• [Exercise aim] Write out, word for word, the lines of the material that run from the line containing "temperature-band — [70, 89, 949, 93]" through the line containing "temperature-band — [70, 126, 949, 130]", including both of those lines.

[Annotated element listings]
◆ ◆ ◆ ◆ ◆ ◆ ◆

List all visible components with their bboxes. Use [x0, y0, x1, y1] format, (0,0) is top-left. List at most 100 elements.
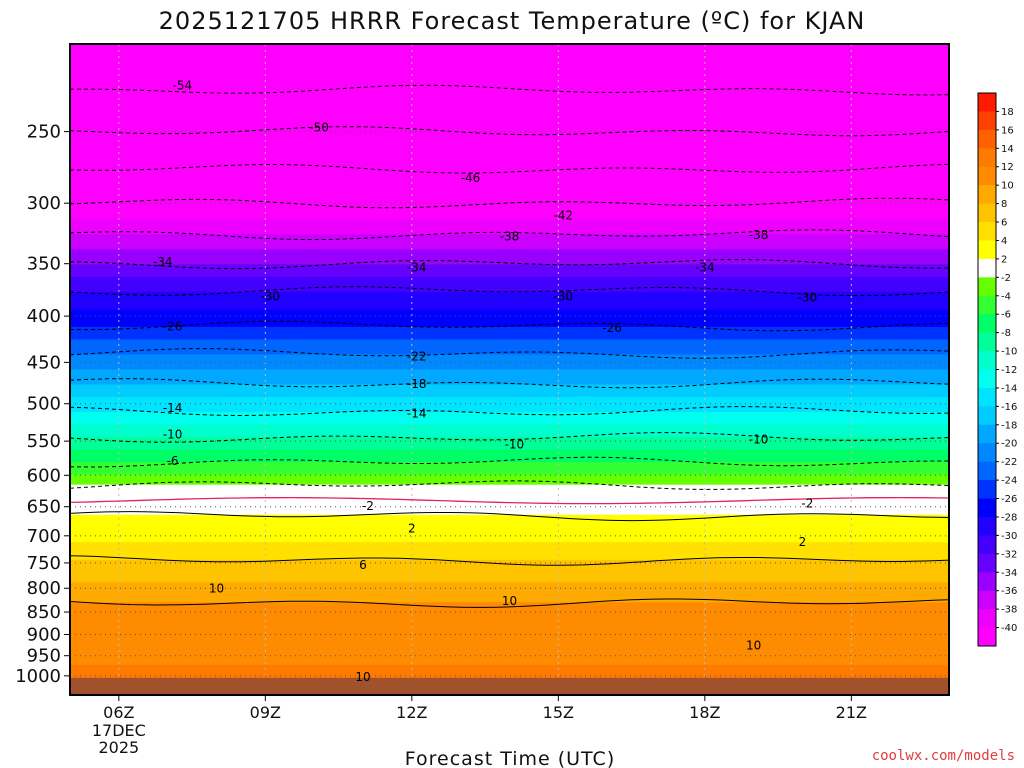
temperature-band — [70, 89, 949, 93]
temperature-band — [70, 59, 949, 63]
colorbar-label: 18 — [1001, 107, 1014, 118]
temperature-band — [70, 346, 949, 351]
temperature-band — [70, 607, 949, 611]
temperature-band — [70, 309, 949, 313]
chart-title: 2025121705 HRRR Forecast Temperature (ºC… — [159, 7, 866, 35]
temperature-band — [70, 156, 949, 160]
temperature-band — [70, 109, 949, 113]
temperature-band — [70, 582, 949, 586]
temperature-band — [70, 306, 949, 311]
temperature-band — [70, 489, 949, 493]
colorbar-swatch — [978, 461, 996, 481]
temperature-band — [70, 126, 949, 130]
temperature-band — [70, 281, 949, 286]
colorbar-swatch — [978, 148, 996, 168]
colorbar: 18 16 14 12 10 8 6 4 2 -2 -4 -6 -8 -10 -12 -14 -16 -18 -20… — [977, 92, 1017, 647]
temperature-band — [70, 392, 949, 396]
temperature-band — [70, 231, 949, 236]
temperature-band — [70, 549, 949, 554]
colorbar-label: -24 — [1001, 476, 1017, 487]
temperature-band — [70, 462, 949, 466]
temperature-band — [70, 344, 949, 348]
temperature-band — [70, 514, 949, 519]
temperature-band — [70, 276, 949, 281]
contour-label: 10 — [746, 638, 761, 652]
temperature-band — [70, 422, 949, 426]
temperature-bands — [70, 44, 949, 695]
contour-label: -30 — [798, 291, 818, 305]
temperature-band — [70, 199, 949, 203]
colorbar-label: -32 — [1001, 549, 1017, 560]
colorbar-swatch — [978, 387, 996, 407]
temperature-band — [70, 552, 949, 556]
x-tick-sublabel: 2025 — [98, 738, 139, 757]
temperature-band — [70, 216, 949, 221]
colorbar-swatch — [978, 93, 996, 112]
colorbar-swatch — [978, 590, 996, 610]
colorbar-label: -2 — [1001, 273, 1011, 284]
contour-labels: -54-50-46-42-38 -38-34 -34 -34-30 -30 -30-26-… — [153, 78, 818, 684]
temperature-band — [70, 294, 949, 298]
y-axis: 2503003504004505005506006507007508008509… — [15, 122, 70, 687]
colorbar-swatch — [978, 129, 996, 149]
colorbar-swatch — [978, 222, 996, 241]
temperature-band — [70, 326, 949, 331]
temperature-band — [70, 161, 949, 165]
temperature-band — [70, 74, 949, 78]
colorbar-swatch — [978, 443, 996, 463]
temperature-band — [70, 452, 949, 456]
temperature-band — [70, 444, 949, 448]
temperature-band — [70, 577, 949, 581]
colorbar-swatch — [978, 369, 996, 389]
temperature-band — [70, 54, 949, 58]
temperature-band — [70, 482, 949, 486]
temperature-band — [70, 624, 949, 629]
colorbar-label: -26 — [1001, 494, 1017, 505]
temperature-band — [70, 369, 949, 373]
temperature-band — [70, 186, 949, 191]
contour-label: -6 — [167, 454, 179, 468]
temperature-band — [70, 51, 949, 55]
temperature-band — [70, 414, 949, 418]
temperature-band — [70, 236, 949, 241]
temperature-band — [70, 259, 949, 263]
temperature-band — [70, 359, 949, 363]
colorbar-label: -12 — [1001, 365, 1017, 376]
temperature-band — [70, 419, 949, 423]
colorbar-swatch — [978, 553, 996, 573]
temperature-band — [70, 442, 949, 446]
temperature-band — [70, 519, 949, 524]
colorbar-swatch — [978, 498, 996, 518]
temperature-band — [70, 301, 949, 306]
temperature-band — [70, 417, 949, 421]
temperature-band — [70, 261, 949, 266]
credit-link[interactable]: coolwx.com/models — [872, 748, 1015, 764]
temperature-band — [70, 669, 949, 674]
y-tick-label: 800 — [27, 578, 61, 599]
temperature-band — [70, 672, 949, 676]
temperature-band — [70, 331, 949, 336]
temperature-band — [70, 314, 949, 318]
temperature-band — [70, 439, 949, 443]
temperature-band — [70, 554, 949, 559]
temperature-band — [70, 296, 949, 301]
temperature-band — [70, 114, 949, 118]
temperature-band — [70, 409, 949, 413]
temperature-band — [70, 614, 949, 619]
temperature-band — [70, 354, 949, 358]
temperature-band — [70, 449, 949, 453]
temperature-band — [70, 649, 949, 654]
y-tick-label: 900 — [27, 624, 61, 645]
temperature-band — [70, 44, 949, 48]
temperature-band — [70, 79, 949, 83]
contour-label: -34 — [695, 261, 715, 275]
temperature-band — [70, 374, 949, 378]
temperature-band — [70, 121, 949, 125]
contour-label: 10 — [209, 582, 224, 596]
temperature-band — [70, 151, 949, 155]
temperature-band — [70, 484, 949, 488]
temperature-band — [70, 274, 949, 278]
contour-label: -26 — [602, 321, 622, 335]
temperature-band — [70, 534, 949, 539]
temperature-band — [70, 46, 949, 50]
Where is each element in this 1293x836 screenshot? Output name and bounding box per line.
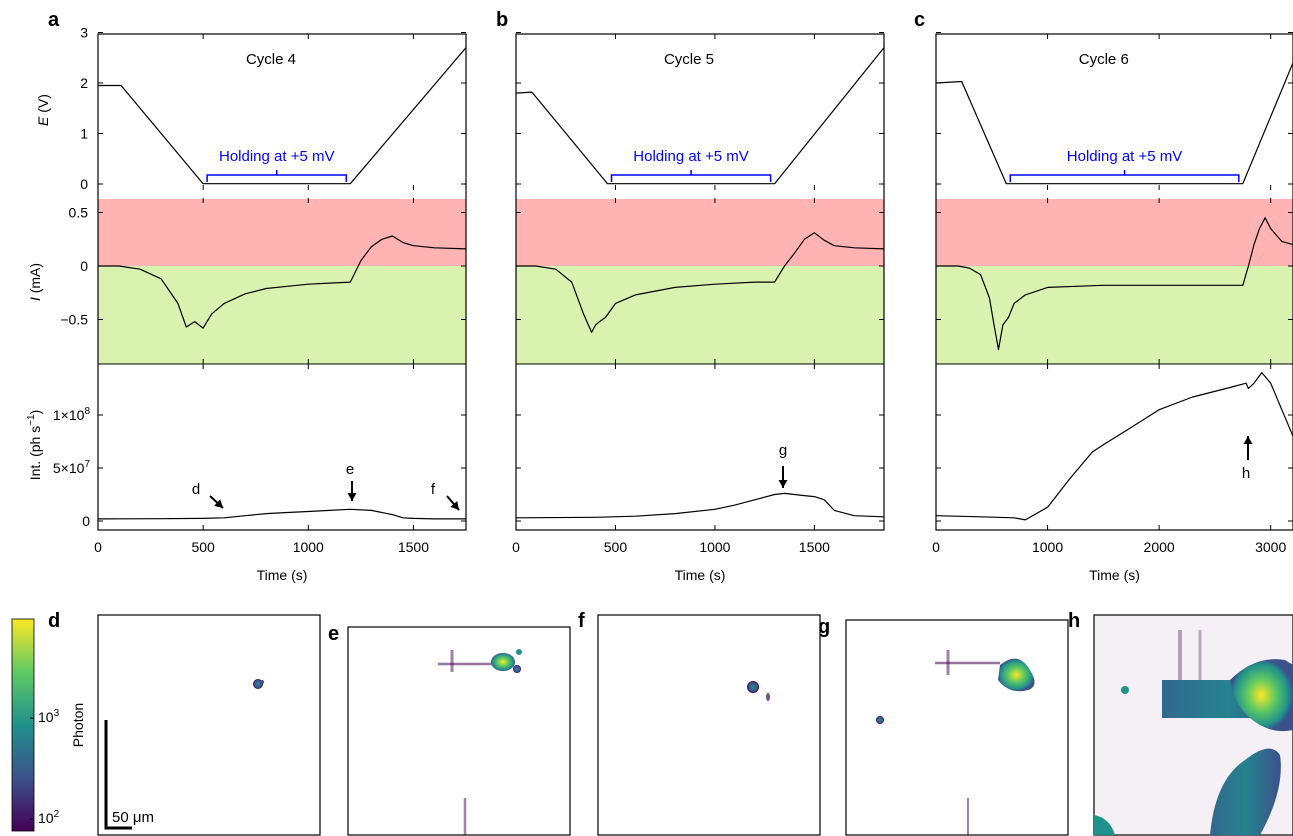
scale-bar-label: 50 μm — [112, 809, 154, 826]
E-tick-label: 2 — [80, 75, 88, 91]
x-tick-label: 1000 — [699, 539, 730, 555]
x-tick-label: 500 — [191, 539, 215, 555]
cycle-4-plots: 0 1 2 3 −0.5 0 0.5 0 5×107 1×108 0 500 1000 1500 Time … — [53, 25, 467, 583]
x-tick-label: 2000 — [1144, 539, 1175, 555]
panel-letter-e: e — [328, 623, 339, 645]
E-axis-label: E (V) — [35, 94, 51, 126]
I-tick-label: 0 — [80, 258, 88, 274]
x-tick-label: 0 — [932, 539, 940, 555]
colorbar-label: Photon — [70, 703, 86, 747]
image-e — [347, 626, 571, 836]
holding-label: Holding at +5 mV — [219, 148, 334, 165]
cathodic-band — [516, 266, 884, 364]
E-tick-label: 3 — [80, 25, 88, 41]
x-tick-label: 3000 — [1255, 539, 1286, 555]
panel-letter-g: g — [818, 616, 830, 638]
E-tick-label: 0 — [80, 176, 88, 192]
annotation-d: d — [192, 481, 200, 498]
anodic-band — [516, 199, 884, 266]
holding-bracket — [1009, 170, 1240, 182]
holding-bracket — [206, 170, 348, 182]
series-line-I — [98, 235, 467, 329]
x-axis-label: Time (s) — [257, 567, 308, 583]
holding-bracket — [610, 170, 772, 182]
Int-tick-label: 5×107 — [53, 459, 91, 476]
cycle-title: Cycle 6 — [1079, 51, 1129, 68]
colorbar-gradient — [11, 618, 35, 832]
cathodic-band — [98, 266, 466, 364]
cycle-title: Cycle 5 — [664, 51, 714, 68]
panel-letter-f: f — [578, 610, 585, 632]
x-tick-label: 1000 — [293, 539, 324, 555]
Int-tick-label: 0 — [82, 513, 90, 529]
annotation-g: g — [779, 442, 787, 459]
cathodic-band — [936, 266, 1293, 364]
plot-frame — [515, 33, 885, 531]
x-axis-label: Time (s) — [675, 567, 726, 583]
Int-tick-label: 1×108 — [53, 406, 91, 423]
annotation-arrowhead-e — [347, 493, 357, 501]
E-tick-label: 1 — [80, 126, 88, 142]
I-tick-label: −0.5 — [60, 312, 88, 328]
annotation-arrowhead-d — [214, 499, 223, 508]
series-line-Int — [97, 508, 466, 520]
holding-label: Holding at +5 mV — [1067, 148, 1182, 165]
x-tick-label: 1500 — [398, 539, 429, 555]
series-line-E — [515, 47, 885, 185]
colorbar-tick-low: 102 — [38, 809, 60, 826]
I-tick-label: 0.5 — [69, 205, 89, 221]
panel-letter-h: h — [1068, 610, 1080, 632]
annotation-h: h — [1242, 465, 1250, 482]
colorbar: 103 102 Photon — [11, 618, 86, 832]
panel-letter-d: d — [48, 610, 60, 632]
annotation-f: f — [431, 481, 436, 498]
image-g — [845, 619, 1069, 836]
annotation-e: e — [346, 461, 354, 478]
series-line-E — [98, 47, 467, 185]
Int-axis-label: Int. (ph s−1) — [26, 410, 43, 481]
image-d: 50 μm — [97, 614, 321, 836]
annotation-arrowhead-f — [450, 500, 459, 510]
series-line-Int — [515, 492, 885, 519]
x-tick-label: 1500 — [799, 539, 830, 555]
electrochemistry-plots: 0 1 2 3 −0.5 0 0.5 0 5×107 1×108 0 500 1000 1500 Time … — [53, 25, 1293, 583]
cycle-title: Cycle 4 — [246, 51, 296, 68]
I-axis-label: I (mA) — [27, 263, 43, 301]
anodic-band — [98, 199, 466, 266]
x-tick-label: 0 — [94, 539, 102, 555]
holding-label: Holding at +5 mV — [633, 148, 748, 165]
image-f — [597, 614, 821, 836]
panel-letter-a: a — [48, 9, 60, 31]
annotation-arrowhead-g — [778, 480, 788, 488]
panel-letter-b: b — [496, 9, 508, 31]
panel-letter-c: c — [914, 9, 925, 31]
image-h — [1093, 614, 1293, 836]
series-line-I — [936, 217, 1293, 351]
plot-frame — [935, 33, 1293, 531]
plot-frame — [97, 33, 467, 531]
x-tick-label: 1000 — [1032, 539, 1063, 555]
annotation-arrowhead-h — [1243, 436, 1253, 444]
series-line-Int — [935, 372, 1293, 521]
series-line-E — [935, 62, 1293, 185]
x-tick-label: 500 — [604, 539, 628, 555]
colorbar-tick-high: 103 — [38, 708, 60, 725]
anodic-band — [936, 199, 1293, 266]
x-tick-label: 0 — [512, 539, 520, 555]
series-line-I — [516, 232, 885, 333]
cycle-6-plots: 0 1000 2000 3000 Time (s) Cycle 6 Holding at +… — [932, 32, 1293, 583]
cycle-5-plots: 0 500 1000 1500 Time (s) Cycle 5 Holding at +5… — [512, 32, 885, 583]
x-axis-label: Time (s) — [1089, 567, 1140, 583]
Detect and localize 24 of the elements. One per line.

◆ ◆ ◆ ◆ ◆ ◆ ◆

• [Solution for this task]
temperature-band — [70, 89, 949, 93]
temperature-band — [70, 59, 949, 63]
colorbar-label: 18 — [1001, 107, 1014, 118]
temperature-band — [70, 346, 949, 351]
temperature-band — [70, 607, 949, 611]
temperature-band — [70, 309, 949, 313]
chart-title: 2025121705 HRRR Forecast Temperature (ºC… — [159, 7, 866, 35]
temperature-band — [70, 156, 949, 160]
temperature-band — [70, 109, 949, 113]
temperature-band — [70, 582, 949, 586]
temperature-band — [70, 306, 949, 311]
temperature-band — [70, 489, 949, 493]
colorbar-swatch — [978, 461, 996, 481]
temperature-band — [70, 126, 949, 130]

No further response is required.